# [EXTRACT]
+++

Let's use the data from previous notebook:


In [None]:
# install.packages("rvest")
library(rvest)

# Specify the URL of the Wikipedia page
url <- "https://en.wikipedia.org/wiki/List_of_freedom_indices"

# Read the HTML content of the page
page <- read_html(url)

# Extract all tables from the page
freedomDFs <- html_table(page, fill = TRUE)

# keeping this one:
freedom=freedomDFs[[2]]

# subsetting
freedom=freedom[,c(1,4,6,8)]

# clean columns
names(freedom)=trimws(gsub('\\[.+\\]|\\d{4}','',names(freedom)))

# simpler column names
names(freedom)=tolower(gsub('Index|Freedom|of|\\s','',names(freedom)))

# formar identifier column
freedom$country=toupper(freedom$country)

# currently:
freedom


## II. Formatting the categories


Categorical data is represented via strings or integer values. However, the lack most numerical properties. You should be careful in advanced applications on this difference.

For now, let's just convert strings into categorical data type. Let me get the column names we will work on:

In [None]:
catCols=names(freedom)[-1]
catCols

Let's see the categories per column:

In [None]:

sapply(freedom[,catCols],unique)

Notice the mistyping in *economic*: '4 mostly unfree' and '5 mostly unfree'. Also integes are assigned in the inverse order. Also, the missing values are in a wrong format.

Let's do cleaning before formatting:

In [None]:
# recode missing values
freedom[,catCols] =   lapply(freedom[,catCols], function(x) {
                                                  x[x == 'n/a'] <- NA
                                                  return(x)}
                             )

+++

# [RECORDS SHOWN]
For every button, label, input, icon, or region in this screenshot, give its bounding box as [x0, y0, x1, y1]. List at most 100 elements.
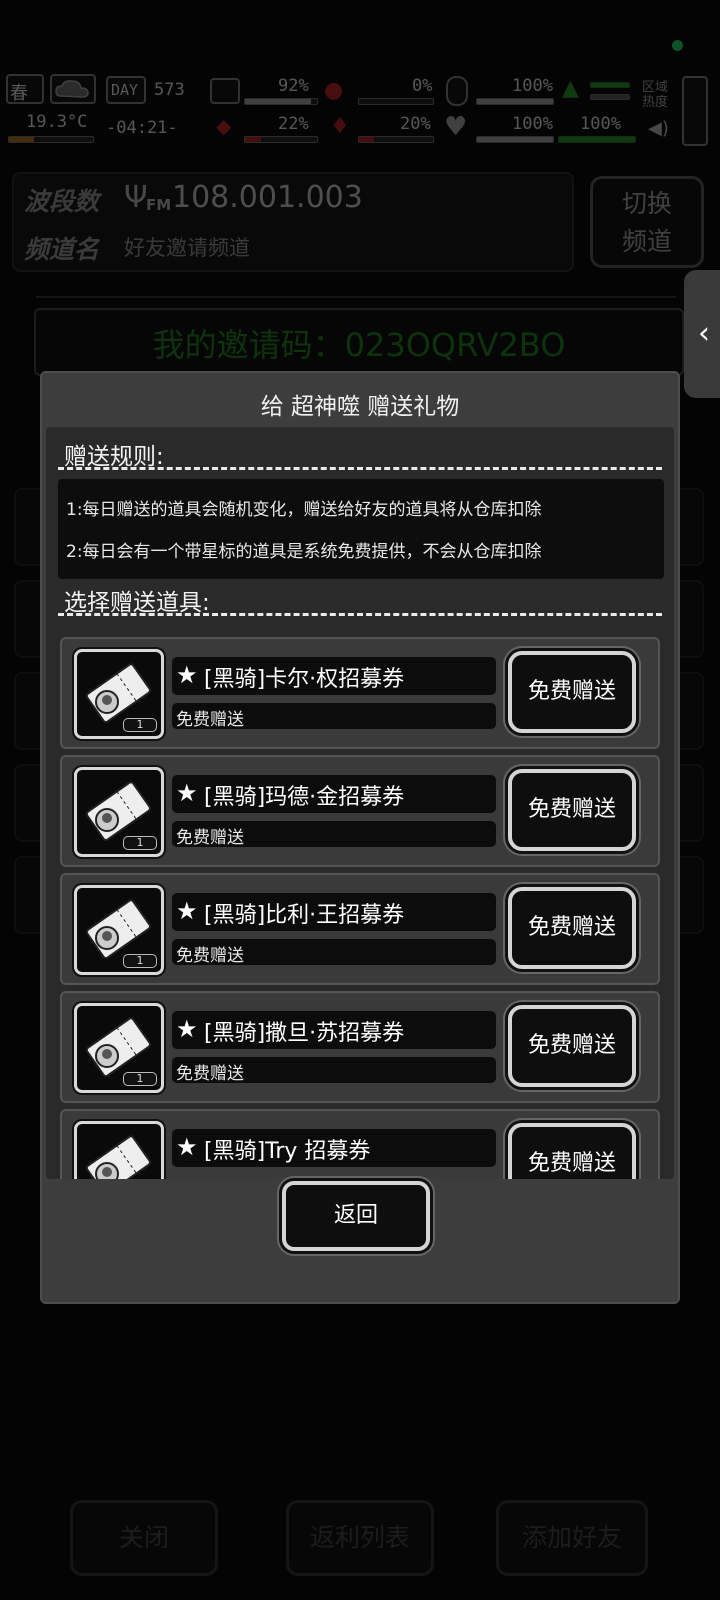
temperature-readout: 19.3°C [26, 112, 88, 132]
dialog-title: 给 超神噬 赠送礼物 [260, 394, 460, 420]
thirst-bar [358, 136, 434, 143]
season-box: 春 [6, 74, 44, 104]
item-name: [黑骑]比利·王招募券 [204, 903, 405, 928]
heart-icon: ♥ [444, 112, 468, 142]
chevron-left-icon: ‹ [698, 316, 710, 351]
fatigue-icon: ◆ [216, 114, 232, 138]
star-icon: ★ [176, 661, 198, 689]
fm-label: FM [146, 196, 172, 214]
side-drawer-tab[interactable]: ‹ [684, 270, 720, 398]
rule-item: 1:每日赠送的道具会随机变化，赠送给好友的道具将从仓库扣除 [66, 500, 542, 520]
arrow-divider [36, 296, 676, 298]
star-icon: ★ [176, 897, 198, 925]
radio-panel: 波段数 Ψ FM 108.001.003 频道名 好友邀请频道 [12, 172, 574, 272]
select-divider [58, 613, 662, 616]
game-screen: 春 19.3°C DAY 573 -04:21- 92% ● 0% 100% ◆… [0, 0, 720, 1600]
close-button[interactable]: 关闭 [70, 1500, 218, 1576]
item-sub-box: 免费赠送 [172, 1057, 496, 1084]
flask-icon: ▲ [562, 76, 579, 101]
rules-heading: 赠送规则: [64, 444, 164, 470]
switch-label-line1: 切换 [621, 189, 672, 218]
item-count-badge: 1 [123, 718, 157, 732]
status-indicator-dot [672, 40, 683, 51]
stomach-icon: ● [324, 78, 344, 103]
weather-icon [50, 74, 96, 104]
energy-bar-mid [590, 94, 630, 100]
rule-item: 2:每日会有一个带星标的道具是系统免费提供，不会从仓库扣除 [66, 542, 542, 562]
recruit-ticket-icon: 1 [74, 767, 164, 857]
item-subtitle: 免费赠送 [176, 1064, 244, 1084]
item-count-badge: 1 [123, 954, 157, 968]
day-value: 573 [154, 80, 185, 100]
add-friend-button[interactable]: 添加好友 [496, 1500, 648, 1576]
gift-item-card: 1 ★ [黑骑]撒旦·苏招募券 免费赠送 免费赠送 [60, 991, 660, 1103]
stamina-icon [446, 76, 468, 106]
temperature-bar [8, 136, 94, 143]
item-count-badge: 1 [123, 836, 157, 850]
free-gift-button[interactable]: 免费赠送 [508, 651, 636, 733]
invite-code-panel: 我的邀请码：023OQRV2BO [34, 308, 684, 376]
item-name: [黑骑]玛德·金招募券 [204, 785, 405, 810]
star-icon: ★ [176, 779, 198, 807]
item-subtitle: 免费赠送 [176, 710, 244, 730]
switch-channel-button[interactable]: 切换 频道 [590, 176, 704, 268]
item-name-box: ★ [黑骑]撒旦·苏招募券 [172, 1011, 496, 1049]
invite-code-text[interactable]: 我的邀请码：023OQRV2BO [36, 320, 682, 366]
free-gift-button[interactable]: 免费赠送 [508, 887, 636, 969]
mood-percent: 100% [512, 114, 553, 134]
water-drop-icon: ♦ [330, 114, 350, 139]
rebate-list-button[interactable]: 返利列表 [286, 1500, 434, 1576]
day-label-box: DAY [106, 76, 146, 104]
heat-meter [682, 76, 708, 146]
item-sub-box: 免费赠送 [172, 703, 496, 730]
recruit-ticket-icon [74, 1121, 164, 1179]
thirst-percent: 20% [400, 114, 431, 134]
antenna-icon: Ψ [124, 180, 148, 215]
gift-item-card: 1 ★ [黑骑]卡尔·权招募券 免费赠送 免费赠送 [60, 637, 660, 749]
mood-bar [476, 136, 554, 143]
star-icon: ★ [176, 1015, 198, 1043]
channel-label: 频道名 [24, 235, 100, 264]
free-gift-button[interactable]: 免费赠送 [508, 1005, 636, 1087]
hud-bar: 春 19.3°C DAY 573 -04:21- 92% ● 0% 100% ◆… [6, 74, 714, 148]
recruit-ticket-icon: 1 [74, 649, 164, 739]
band-label: 波段数 [24, 187, 100, 216]
region-heat-label: 区域热度 [642, 80, 669, 110]
fatigue-percent: 22% [278, 114, 309, 134]
item-name-box: ★ [黑骑]比利·王招募券 [172, 893, 496, 931]
hunger-percent: 0% [412, 76, 433, 96]
star-icon: ★ [176, 1133, 198, 1161]
health-bar [244, 98, 318, 105]
free-gift-button[interactable]: 免费赠送 [508, 769, 636, 851]
medkit-icon [210, 78, 240, 104]
band-value: 108.001.003 [172, 180, 363, 215]
clock-readout: -04:21- [106, 118, 178, 138]
gift-dialog: 给 超神噬 赠送礼物 赠送规则: 1:每日赠送的道具会随机变化，赠送给好友的道具… [40, 371, 680, 1304]
stamina-bar [476, 98, 554, 105]
item-name: [黑骑]Try 招募券 [204, 1139, 371, 1164]
back-button[interactable]: 返回 [282, 1181, 430, 1251]
fatigue-bar [244, 136, 318, 143]
gift-item-card: ★ [黑骑]Try 招募券 免费赠送 [60, 1109, 660, 1179]
hunger-bar [358, 98, 434, 105]
energy-bar [558, 136, 636, 143]
free-gift-button[interactable]: 免费赠送 [508, 1123, 636, 1179]
gift-item-list[interactable]: 1 ★ [黑骑]卡尔·权招募券 免费赠送 免费赠送 1 ★ [黑骑]玛德·金招募… [60, 637, 662, 1179]
season-label: 春 [10, 83, 28, 104]
speaker-icon[interactable]: ◀) [648, 118, 669, 139]
item-sub-box: 免费赠送 [172, 939, 496, 966]
item-subtitle: 免费赠送 [176, 946, 244, 966]
rules-divider [58, 467, 662, 470]
item-subtitle: 免费赠送 [176, 828, 244, 848]
item-name-box: ★ [黑骑]卡尔·权招募券 [172, 657, 496, 695]
switch-label-line2: 频道 [621, 227, 672, 256]
recruit-ticket-icon: 1 [74, 1003, 164, 1093]
item-name-box: ★ [黑骑]Try 招募券 [172, 1129, 496, 1167]
item-name-box: ★ [黑骑]玛德·金招募券 [172, 775, 496, 813]
energy-bar-top [590, 82, 630, 88]
day-label: DAY [111, 81, 139, 99]
recruit-ticket-icon: 1 [74, 885, 164, 975]
energy-percent: 100% [580, 114, 621, 134]
stamina-percent: 100% [512, 76, 553, 96]
item-name: [黑骑]卡尔·权招募券 [204, 667, 405, 692]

+++

# [WORK TO DO]
1. Write out the part of the freedom index notebook starting with "# subsetting" and going on through "freedom$country=toupper(freedom$country)".
2. In the freedom index notebook, which column has the mistyped category labels?
3. Continue the freedom index notebook after its last line of code.
You won't need the entries for anything here.

# [TASK-BY-TASK ANSWERS]
1.
# subsetting
freedom=freedom[,c(1,4,6,8)]

# clean columns
names(freedom)=trimws(gsub('\\[.+\\]|\\d{4}','',names(freedom)))

# simpler column names
names(freedom)=tolower(gsub('Index|Freedom|of|\\s','',names(freedom)))

# formar identifier column
freedom$country=toupper(freedom$country)

2. The economic column.

3.
# get rid of integers in the labels
freedom[,catCols]=lapply(freedom[,catCols],function(x) trimws(gsub('\\d','',x)))


Let's check:

In [None]:
sapply(freedom[,catCols],unique)

We know the categories. Now, we have to evaluate if you need to: (i) turn them into nominal; (ii) turn them into ordinal.

### II.1 The nominal case

Nominal categories need not much changes (unless they are not clean), we just change the data type:

In [None]:
freedom[,catCols]=  lapply(freedom[,catCols],as.factor)
head(freedom)

You see no difference, but the data types have changed:

In [None]:
str(freedom)

Now, you can use some categorical or **factor** operations:

In [None]:
levels(freedom$economic)

But, all these variables are **NOT** nominal, they ARE ordinal.

### II.2  The ordinal case

#### III.2.1 Step1: Recoding strings into  'integers'

The original categories **DO** have order. So our first step would be to create a numerical version (using integers).

Notice we are using the same *min* and *max* for all of them, even if they do not have the same amount of categories:

In [None]:
# using 'dplyr'
freedom$economic_int=dplyr::case_match(freedom$economic,
                               'repressed'~1, 'mostly unfree'~2,'moderately free'~3, 'mostly free'~4, 'free'~5)
freedom$press_int=dplyr::case_match(freedom$press,
                              'very serious'~1, 'difficult'~2,'problematic'~3,'satisfactory'~4,'good'~5)
freedom$democracy_int=dplyr::case_match(freedom$democracy,
                             'authoritarian'~1,'hybrid regime'~2,'flawed democracy'~4, 'full democracy'~5)

Notice R gives you new columns, but as numeric integers:

In [None]:
str(freedom)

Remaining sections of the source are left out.